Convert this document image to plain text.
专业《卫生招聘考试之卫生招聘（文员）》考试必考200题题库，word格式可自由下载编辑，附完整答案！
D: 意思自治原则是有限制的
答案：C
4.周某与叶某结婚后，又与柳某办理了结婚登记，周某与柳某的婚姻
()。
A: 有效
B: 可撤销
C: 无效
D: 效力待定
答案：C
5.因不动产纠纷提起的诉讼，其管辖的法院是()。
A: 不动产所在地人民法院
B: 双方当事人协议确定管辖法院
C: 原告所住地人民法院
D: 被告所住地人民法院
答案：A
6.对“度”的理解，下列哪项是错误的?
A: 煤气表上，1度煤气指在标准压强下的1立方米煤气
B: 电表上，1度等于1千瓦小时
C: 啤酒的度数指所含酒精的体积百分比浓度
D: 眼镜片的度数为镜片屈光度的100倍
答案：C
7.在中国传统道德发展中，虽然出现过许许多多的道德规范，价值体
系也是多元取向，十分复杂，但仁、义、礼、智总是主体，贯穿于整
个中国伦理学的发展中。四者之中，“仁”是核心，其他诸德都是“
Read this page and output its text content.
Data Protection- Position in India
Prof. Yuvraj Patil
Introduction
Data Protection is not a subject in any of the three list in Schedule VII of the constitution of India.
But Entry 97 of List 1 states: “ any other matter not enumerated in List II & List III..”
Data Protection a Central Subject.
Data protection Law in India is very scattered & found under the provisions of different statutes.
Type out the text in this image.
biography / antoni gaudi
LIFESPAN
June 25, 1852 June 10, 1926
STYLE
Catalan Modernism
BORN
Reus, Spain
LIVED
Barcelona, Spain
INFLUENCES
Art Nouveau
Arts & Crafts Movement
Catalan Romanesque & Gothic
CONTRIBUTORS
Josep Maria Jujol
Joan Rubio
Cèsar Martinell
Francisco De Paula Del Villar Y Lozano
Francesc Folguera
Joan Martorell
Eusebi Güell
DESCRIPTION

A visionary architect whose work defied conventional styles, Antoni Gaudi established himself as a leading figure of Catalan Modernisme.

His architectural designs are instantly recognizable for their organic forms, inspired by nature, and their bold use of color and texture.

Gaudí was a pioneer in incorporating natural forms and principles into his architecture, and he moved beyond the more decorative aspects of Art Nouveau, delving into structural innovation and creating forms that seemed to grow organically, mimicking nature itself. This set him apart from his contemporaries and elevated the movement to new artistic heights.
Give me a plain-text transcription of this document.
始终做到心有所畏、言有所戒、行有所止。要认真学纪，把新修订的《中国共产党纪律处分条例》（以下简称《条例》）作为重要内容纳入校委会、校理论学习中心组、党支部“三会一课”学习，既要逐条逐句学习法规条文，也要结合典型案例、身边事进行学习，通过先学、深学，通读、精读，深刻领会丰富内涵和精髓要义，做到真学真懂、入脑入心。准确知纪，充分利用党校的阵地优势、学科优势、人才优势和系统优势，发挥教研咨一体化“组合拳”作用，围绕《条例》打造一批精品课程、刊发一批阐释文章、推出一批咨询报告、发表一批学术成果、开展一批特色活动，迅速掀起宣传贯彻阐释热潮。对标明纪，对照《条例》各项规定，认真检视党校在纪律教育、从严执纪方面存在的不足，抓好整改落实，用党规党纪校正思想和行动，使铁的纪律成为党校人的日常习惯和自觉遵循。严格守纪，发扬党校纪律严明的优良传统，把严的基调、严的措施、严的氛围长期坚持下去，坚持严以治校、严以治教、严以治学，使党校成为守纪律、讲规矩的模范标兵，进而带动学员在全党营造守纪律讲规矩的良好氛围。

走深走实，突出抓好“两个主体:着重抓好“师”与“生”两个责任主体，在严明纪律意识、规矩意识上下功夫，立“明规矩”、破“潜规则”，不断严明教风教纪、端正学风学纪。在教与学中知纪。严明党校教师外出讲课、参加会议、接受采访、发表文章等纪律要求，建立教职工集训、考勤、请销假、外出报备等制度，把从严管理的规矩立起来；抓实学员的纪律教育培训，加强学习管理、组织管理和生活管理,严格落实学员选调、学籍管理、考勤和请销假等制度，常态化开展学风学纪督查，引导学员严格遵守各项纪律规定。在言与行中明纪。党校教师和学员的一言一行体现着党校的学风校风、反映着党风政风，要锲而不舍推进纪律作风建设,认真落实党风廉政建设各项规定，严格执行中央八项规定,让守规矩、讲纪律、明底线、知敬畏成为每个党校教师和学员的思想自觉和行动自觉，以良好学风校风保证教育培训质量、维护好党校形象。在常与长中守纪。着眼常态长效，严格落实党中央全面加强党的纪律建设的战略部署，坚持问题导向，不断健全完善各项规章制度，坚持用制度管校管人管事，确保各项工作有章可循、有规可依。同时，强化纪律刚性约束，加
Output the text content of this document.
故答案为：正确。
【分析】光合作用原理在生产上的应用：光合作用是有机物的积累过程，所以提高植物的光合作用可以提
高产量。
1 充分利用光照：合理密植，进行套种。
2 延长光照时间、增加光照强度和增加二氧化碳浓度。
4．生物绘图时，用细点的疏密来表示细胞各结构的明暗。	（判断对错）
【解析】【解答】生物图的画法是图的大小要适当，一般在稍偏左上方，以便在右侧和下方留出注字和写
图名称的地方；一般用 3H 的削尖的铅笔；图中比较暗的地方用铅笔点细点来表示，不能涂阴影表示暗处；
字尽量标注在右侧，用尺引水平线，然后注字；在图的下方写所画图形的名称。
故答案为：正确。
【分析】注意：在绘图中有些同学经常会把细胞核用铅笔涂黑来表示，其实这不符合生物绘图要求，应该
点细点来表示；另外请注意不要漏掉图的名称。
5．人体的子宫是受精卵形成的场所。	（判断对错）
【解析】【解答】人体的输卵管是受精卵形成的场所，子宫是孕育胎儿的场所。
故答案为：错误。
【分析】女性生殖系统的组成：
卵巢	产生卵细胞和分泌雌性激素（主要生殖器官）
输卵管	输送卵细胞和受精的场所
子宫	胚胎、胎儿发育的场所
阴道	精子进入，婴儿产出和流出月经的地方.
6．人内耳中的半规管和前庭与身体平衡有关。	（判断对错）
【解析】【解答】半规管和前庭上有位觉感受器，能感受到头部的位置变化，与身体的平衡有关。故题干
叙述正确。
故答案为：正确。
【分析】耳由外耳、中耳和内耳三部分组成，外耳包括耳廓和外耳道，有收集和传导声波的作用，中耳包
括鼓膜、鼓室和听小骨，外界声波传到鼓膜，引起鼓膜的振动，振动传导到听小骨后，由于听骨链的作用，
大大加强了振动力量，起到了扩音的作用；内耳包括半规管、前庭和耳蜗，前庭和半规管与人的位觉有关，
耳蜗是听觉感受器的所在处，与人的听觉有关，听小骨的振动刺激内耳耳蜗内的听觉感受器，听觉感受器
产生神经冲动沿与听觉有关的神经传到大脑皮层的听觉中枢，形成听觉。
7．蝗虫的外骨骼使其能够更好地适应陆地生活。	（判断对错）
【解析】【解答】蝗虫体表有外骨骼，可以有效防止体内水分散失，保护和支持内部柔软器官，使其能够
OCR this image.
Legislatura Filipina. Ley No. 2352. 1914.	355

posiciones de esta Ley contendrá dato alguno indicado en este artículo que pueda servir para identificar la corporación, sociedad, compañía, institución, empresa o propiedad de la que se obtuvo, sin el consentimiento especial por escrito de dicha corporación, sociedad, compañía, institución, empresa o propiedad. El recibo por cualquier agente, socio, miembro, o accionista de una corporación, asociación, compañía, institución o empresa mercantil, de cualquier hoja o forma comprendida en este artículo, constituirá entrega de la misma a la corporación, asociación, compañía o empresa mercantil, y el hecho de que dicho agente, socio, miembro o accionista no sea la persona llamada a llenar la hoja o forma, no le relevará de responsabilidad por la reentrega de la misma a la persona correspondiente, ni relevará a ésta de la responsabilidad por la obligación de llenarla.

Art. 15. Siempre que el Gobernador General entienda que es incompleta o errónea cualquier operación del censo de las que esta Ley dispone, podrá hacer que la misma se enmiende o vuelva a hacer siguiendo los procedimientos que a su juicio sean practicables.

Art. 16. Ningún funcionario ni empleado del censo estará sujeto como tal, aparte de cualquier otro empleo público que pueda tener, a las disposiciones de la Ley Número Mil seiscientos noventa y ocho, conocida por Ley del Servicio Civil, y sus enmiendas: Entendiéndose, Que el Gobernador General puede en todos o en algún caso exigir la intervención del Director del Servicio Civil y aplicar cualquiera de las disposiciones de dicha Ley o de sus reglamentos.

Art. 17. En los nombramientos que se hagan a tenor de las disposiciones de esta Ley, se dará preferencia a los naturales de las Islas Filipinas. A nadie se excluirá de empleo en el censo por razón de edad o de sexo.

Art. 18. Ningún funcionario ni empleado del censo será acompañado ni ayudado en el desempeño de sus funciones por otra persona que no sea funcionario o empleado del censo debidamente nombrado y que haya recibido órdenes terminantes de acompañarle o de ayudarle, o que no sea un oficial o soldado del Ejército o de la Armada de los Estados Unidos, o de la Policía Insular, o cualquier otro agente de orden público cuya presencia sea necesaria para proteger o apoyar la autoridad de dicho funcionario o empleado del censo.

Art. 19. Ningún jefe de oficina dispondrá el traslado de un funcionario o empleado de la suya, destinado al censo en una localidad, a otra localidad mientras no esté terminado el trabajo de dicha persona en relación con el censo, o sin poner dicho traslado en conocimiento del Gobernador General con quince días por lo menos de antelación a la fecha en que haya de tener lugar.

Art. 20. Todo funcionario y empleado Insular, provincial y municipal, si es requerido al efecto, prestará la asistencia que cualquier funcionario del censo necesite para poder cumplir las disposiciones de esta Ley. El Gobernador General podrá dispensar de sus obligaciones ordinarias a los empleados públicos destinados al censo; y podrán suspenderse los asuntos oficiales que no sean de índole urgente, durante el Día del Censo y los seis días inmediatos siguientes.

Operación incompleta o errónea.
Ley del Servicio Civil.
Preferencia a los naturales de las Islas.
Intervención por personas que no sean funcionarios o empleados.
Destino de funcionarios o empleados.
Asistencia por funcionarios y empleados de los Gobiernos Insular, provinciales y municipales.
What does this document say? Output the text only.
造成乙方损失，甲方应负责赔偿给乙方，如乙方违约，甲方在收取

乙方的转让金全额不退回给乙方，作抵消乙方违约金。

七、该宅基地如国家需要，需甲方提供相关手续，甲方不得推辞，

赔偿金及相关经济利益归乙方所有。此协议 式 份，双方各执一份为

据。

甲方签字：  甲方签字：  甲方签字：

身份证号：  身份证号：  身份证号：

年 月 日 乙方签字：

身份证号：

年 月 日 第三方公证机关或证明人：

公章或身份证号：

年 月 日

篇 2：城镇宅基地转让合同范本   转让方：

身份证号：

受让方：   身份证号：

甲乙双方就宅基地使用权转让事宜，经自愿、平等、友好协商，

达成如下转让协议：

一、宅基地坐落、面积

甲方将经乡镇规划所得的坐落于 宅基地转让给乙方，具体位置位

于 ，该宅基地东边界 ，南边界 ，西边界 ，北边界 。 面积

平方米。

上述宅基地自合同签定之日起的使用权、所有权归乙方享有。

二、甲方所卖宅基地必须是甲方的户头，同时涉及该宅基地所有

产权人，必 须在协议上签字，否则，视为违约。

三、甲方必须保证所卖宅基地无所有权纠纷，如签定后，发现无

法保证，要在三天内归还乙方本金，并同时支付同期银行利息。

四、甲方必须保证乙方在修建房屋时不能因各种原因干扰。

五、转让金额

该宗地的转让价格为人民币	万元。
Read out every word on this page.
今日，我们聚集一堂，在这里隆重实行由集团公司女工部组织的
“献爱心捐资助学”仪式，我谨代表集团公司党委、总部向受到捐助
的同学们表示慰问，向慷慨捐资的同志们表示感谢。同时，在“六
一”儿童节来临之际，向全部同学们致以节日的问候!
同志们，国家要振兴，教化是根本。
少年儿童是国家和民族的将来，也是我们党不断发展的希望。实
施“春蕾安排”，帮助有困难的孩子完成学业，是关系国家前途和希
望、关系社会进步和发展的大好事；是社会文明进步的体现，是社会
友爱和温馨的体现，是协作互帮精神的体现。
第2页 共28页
..............................
→ **TASK REQUIREMENTS**: Only a number is wanted here: how many lines in the data above include the string "incompleta"?

→ **EXERCISE RESPONSE**: 2